§ DIRECTION
Across the entries below, count the lines in which the word "ヤマト運輸" occurs. Reply with the count alone.

§ ENTRIES PROVIDED
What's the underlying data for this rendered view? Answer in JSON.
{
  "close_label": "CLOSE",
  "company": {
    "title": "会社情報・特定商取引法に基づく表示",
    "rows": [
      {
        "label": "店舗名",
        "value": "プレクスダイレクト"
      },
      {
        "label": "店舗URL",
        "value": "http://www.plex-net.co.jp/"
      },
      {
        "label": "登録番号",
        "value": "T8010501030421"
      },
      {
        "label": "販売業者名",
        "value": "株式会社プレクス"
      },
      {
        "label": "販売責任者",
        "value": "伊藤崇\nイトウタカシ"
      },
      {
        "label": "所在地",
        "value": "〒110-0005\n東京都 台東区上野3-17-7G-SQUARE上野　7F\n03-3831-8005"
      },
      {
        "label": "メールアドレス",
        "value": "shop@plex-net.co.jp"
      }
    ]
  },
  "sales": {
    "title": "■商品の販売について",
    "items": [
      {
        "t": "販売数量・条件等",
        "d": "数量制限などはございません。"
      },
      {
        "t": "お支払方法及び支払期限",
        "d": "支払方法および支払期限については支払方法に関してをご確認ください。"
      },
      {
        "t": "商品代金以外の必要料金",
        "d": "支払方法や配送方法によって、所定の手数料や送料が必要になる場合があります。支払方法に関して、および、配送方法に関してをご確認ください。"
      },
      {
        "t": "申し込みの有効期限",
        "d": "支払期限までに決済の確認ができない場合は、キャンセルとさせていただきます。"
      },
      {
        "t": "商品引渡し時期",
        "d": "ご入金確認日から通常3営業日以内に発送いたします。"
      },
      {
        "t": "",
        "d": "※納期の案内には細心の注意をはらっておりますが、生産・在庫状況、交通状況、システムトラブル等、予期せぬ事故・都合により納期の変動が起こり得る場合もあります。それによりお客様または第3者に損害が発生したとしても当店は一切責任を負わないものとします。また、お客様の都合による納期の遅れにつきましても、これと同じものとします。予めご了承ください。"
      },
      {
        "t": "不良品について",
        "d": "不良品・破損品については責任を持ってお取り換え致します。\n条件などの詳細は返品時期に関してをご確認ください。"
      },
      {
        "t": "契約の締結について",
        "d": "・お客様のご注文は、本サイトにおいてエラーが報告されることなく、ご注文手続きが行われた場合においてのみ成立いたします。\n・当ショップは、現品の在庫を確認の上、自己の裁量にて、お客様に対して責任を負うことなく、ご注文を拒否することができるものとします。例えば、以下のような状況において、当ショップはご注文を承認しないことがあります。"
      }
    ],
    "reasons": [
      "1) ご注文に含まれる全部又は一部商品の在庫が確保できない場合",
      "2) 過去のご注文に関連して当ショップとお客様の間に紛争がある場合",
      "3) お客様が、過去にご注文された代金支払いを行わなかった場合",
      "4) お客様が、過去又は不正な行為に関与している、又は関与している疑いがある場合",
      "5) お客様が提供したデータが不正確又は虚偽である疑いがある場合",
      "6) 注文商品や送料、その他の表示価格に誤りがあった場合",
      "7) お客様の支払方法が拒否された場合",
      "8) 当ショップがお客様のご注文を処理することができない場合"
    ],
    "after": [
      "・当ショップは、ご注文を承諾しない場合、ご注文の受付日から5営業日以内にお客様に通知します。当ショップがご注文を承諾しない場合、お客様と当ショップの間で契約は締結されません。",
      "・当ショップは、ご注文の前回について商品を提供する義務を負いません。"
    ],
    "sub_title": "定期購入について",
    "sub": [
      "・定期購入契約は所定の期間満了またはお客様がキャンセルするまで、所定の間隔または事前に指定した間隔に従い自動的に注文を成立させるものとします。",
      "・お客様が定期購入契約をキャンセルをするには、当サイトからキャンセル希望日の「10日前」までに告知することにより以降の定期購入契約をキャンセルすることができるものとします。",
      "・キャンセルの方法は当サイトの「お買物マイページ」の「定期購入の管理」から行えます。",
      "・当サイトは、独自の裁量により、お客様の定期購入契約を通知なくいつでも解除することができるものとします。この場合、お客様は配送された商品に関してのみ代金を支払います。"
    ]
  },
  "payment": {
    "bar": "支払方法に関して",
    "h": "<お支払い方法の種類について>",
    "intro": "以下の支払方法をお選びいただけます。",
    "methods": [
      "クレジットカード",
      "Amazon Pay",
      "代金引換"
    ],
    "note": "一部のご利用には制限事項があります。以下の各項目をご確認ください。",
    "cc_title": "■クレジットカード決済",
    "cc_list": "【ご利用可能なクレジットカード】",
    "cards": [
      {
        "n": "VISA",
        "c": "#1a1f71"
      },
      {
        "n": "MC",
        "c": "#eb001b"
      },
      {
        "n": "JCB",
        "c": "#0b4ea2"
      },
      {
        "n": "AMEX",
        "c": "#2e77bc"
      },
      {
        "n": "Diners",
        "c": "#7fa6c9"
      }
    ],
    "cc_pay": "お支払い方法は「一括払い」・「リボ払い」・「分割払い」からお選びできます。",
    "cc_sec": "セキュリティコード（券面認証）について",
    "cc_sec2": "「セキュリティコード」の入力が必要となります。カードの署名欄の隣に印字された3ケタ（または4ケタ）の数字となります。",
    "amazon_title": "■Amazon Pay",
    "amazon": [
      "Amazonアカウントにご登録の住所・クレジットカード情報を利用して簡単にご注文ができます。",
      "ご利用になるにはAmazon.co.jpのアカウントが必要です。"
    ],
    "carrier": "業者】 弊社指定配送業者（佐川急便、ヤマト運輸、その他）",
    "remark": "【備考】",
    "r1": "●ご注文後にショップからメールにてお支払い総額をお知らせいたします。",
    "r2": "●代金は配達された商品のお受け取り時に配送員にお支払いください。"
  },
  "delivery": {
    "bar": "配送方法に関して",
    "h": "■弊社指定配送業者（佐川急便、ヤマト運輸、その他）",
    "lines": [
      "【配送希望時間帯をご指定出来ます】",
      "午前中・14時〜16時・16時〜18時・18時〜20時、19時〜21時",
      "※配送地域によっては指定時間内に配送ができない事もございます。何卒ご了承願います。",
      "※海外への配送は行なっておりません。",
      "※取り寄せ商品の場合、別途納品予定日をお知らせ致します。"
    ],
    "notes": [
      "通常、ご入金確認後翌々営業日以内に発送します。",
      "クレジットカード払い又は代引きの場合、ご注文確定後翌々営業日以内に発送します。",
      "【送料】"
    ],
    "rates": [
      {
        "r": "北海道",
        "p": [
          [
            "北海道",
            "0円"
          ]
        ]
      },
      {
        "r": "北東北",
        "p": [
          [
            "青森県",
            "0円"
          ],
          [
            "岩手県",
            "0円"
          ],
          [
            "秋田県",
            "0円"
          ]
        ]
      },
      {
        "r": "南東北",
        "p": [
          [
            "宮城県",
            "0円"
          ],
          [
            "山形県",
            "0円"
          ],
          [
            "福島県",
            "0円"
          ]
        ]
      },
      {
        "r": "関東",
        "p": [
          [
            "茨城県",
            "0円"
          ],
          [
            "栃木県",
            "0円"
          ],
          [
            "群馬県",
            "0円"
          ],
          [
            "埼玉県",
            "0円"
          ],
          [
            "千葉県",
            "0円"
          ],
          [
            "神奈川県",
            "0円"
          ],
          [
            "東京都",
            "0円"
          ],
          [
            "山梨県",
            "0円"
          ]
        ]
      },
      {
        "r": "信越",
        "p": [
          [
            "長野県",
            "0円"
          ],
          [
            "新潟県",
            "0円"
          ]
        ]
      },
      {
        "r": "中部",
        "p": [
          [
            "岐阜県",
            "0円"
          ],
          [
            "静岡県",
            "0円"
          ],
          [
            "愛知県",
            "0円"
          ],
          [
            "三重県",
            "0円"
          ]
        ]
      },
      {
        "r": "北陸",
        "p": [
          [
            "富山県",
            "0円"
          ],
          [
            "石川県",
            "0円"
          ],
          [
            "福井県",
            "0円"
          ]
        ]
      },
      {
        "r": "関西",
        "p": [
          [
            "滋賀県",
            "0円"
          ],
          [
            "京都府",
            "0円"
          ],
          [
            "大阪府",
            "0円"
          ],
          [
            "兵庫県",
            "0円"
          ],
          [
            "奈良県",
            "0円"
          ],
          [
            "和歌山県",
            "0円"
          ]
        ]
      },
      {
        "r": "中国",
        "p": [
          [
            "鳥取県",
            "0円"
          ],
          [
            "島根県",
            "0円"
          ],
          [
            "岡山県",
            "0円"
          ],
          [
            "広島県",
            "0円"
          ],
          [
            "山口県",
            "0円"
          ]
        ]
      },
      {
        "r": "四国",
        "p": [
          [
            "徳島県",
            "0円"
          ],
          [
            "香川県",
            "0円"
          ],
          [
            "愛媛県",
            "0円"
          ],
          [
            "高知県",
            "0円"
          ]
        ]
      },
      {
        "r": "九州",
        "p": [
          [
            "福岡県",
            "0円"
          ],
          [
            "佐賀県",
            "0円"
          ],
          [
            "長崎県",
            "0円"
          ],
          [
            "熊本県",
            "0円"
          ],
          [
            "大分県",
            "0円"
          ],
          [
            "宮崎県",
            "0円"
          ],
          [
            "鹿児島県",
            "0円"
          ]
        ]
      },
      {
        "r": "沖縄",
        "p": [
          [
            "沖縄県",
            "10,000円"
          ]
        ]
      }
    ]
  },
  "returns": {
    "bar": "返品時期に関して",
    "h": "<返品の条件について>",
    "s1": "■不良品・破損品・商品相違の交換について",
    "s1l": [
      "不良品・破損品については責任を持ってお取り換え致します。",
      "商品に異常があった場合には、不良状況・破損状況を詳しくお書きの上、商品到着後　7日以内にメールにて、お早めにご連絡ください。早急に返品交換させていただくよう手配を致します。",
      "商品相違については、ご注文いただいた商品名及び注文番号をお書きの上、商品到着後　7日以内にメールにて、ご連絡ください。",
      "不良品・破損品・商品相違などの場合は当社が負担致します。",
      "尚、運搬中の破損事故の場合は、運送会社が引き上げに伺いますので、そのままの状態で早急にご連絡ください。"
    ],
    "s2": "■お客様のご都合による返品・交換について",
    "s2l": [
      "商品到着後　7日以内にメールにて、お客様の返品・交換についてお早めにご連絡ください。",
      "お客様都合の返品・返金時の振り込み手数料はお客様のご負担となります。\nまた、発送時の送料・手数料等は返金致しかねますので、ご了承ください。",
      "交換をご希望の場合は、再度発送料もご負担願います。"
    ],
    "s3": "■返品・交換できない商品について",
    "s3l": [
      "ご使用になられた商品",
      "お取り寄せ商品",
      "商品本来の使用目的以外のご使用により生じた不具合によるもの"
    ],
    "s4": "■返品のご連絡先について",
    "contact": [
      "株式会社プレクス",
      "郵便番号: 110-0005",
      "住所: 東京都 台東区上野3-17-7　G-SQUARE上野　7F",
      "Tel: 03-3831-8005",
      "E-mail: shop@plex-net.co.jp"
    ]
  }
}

§ WRITTEN SOLUTION
2